WHAT TO PRODUCE >>
Read the listing below and copy out every line that holds "сохранению".

DATA ENTRIES >>
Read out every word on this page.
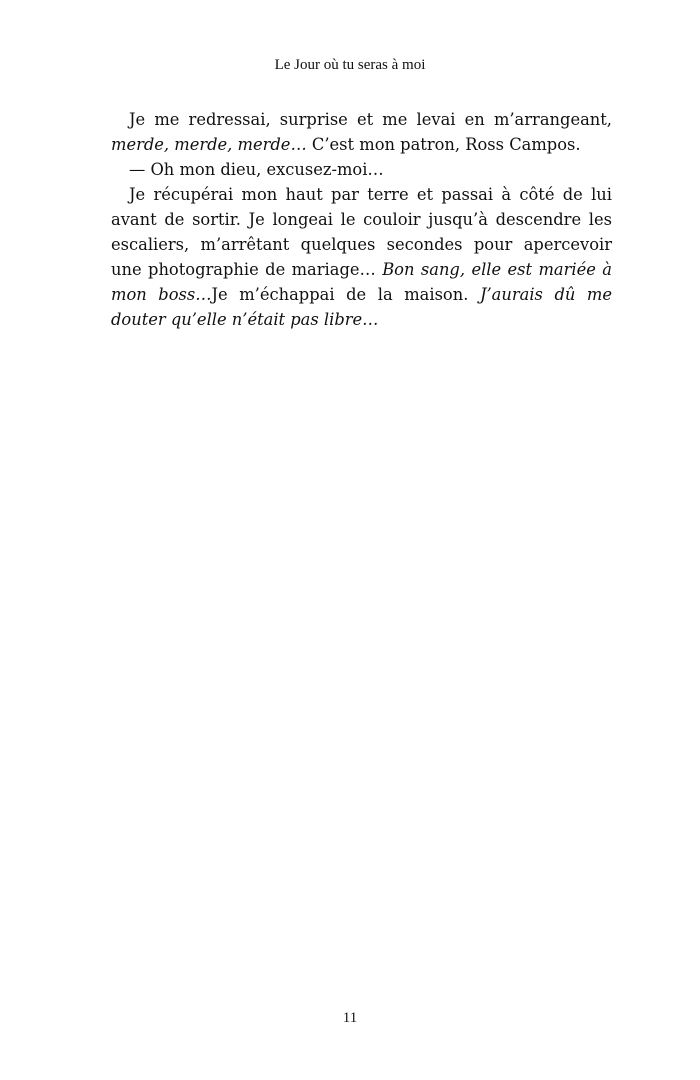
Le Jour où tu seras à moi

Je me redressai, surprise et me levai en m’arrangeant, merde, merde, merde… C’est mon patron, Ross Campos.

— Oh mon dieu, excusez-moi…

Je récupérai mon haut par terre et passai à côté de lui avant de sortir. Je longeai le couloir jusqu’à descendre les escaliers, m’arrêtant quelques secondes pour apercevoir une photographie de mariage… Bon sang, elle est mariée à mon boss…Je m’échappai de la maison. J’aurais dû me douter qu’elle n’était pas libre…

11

---

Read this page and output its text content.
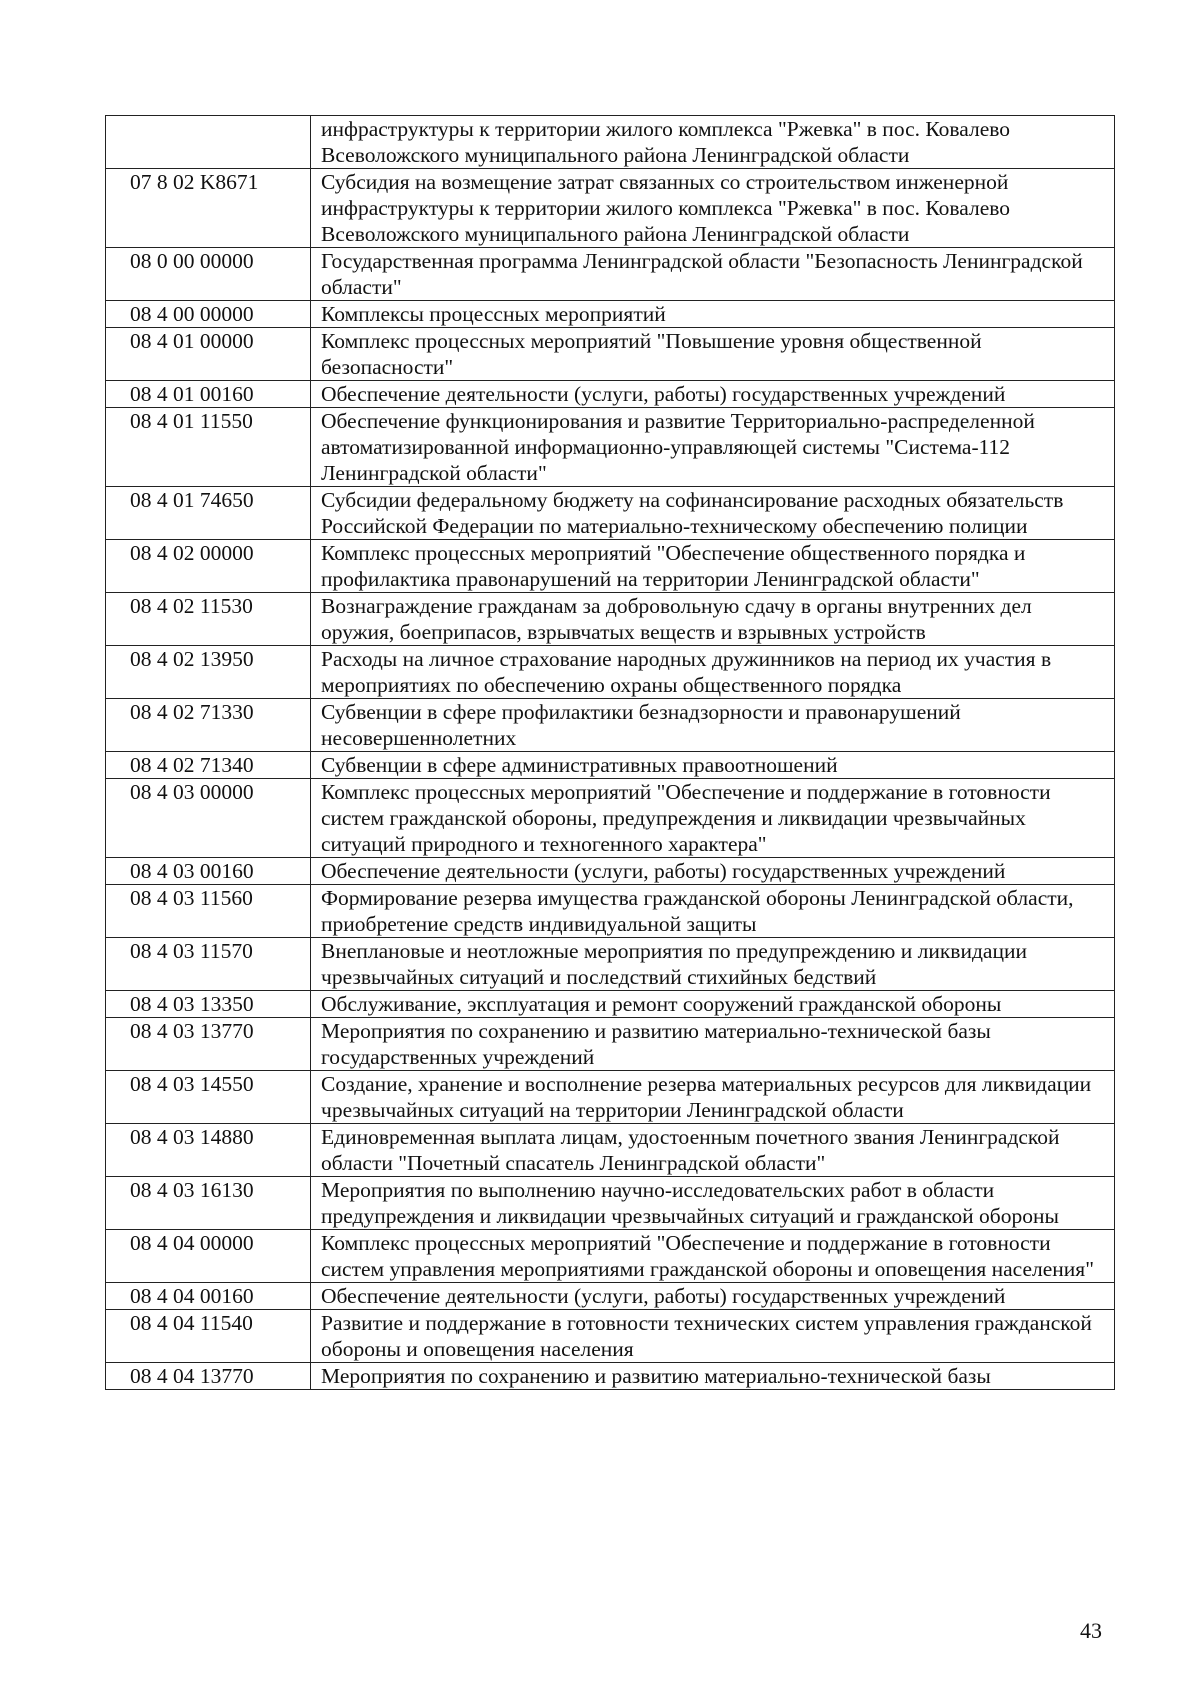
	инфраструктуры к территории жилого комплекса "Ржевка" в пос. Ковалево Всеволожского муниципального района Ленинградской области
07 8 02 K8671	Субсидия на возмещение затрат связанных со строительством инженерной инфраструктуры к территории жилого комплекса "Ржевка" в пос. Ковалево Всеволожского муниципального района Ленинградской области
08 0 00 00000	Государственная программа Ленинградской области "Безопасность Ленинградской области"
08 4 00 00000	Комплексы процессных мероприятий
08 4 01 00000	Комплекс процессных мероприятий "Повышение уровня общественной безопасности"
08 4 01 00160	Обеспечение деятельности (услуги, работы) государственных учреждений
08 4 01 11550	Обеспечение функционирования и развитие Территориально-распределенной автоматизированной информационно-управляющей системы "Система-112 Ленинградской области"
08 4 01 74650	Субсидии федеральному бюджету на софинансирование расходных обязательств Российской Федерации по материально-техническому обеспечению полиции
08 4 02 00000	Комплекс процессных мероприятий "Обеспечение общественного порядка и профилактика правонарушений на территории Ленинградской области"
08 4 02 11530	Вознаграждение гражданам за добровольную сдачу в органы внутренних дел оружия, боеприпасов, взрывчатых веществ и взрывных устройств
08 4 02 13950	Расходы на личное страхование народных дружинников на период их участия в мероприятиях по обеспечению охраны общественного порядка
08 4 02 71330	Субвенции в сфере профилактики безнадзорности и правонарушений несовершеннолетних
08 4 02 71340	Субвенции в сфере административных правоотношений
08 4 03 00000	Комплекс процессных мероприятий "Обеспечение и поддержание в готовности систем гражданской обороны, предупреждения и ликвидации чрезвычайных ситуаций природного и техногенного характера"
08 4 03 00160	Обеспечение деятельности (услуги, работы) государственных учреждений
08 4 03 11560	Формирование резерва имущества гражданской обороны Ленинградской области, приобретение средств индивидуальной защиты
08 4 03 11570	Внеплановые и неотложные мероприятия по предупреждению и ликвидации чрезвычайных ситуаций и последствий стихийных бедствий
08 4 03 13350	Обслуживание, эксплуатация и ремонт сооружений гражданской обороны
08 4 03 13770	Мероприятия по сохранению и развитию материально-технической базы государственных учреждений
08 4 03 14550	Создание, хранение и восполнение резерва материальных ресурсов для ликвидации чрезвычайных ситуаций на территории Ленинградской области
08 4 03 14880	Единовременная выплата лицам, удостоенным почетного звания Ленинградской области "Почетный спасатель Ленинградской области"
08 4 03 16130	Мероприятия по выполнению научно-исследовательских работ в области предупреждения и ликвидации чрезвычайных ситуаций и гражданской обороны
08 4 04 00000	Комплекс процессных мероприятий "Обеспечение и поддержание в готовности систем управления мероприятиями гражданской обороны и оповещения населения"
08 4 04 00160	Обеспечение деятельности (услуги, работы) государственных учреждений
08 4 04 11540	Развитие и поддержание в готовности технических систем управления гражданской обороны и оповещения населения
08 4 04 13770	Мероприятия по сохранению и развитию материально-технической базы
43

COMPLETED TASK >>
08 4 03 13770	Мероприятия по сохранению и развитию материально-технической базы государственных учреждений
08 4 04 13770	Мероприятия по сохранению и развитию материально-технической базы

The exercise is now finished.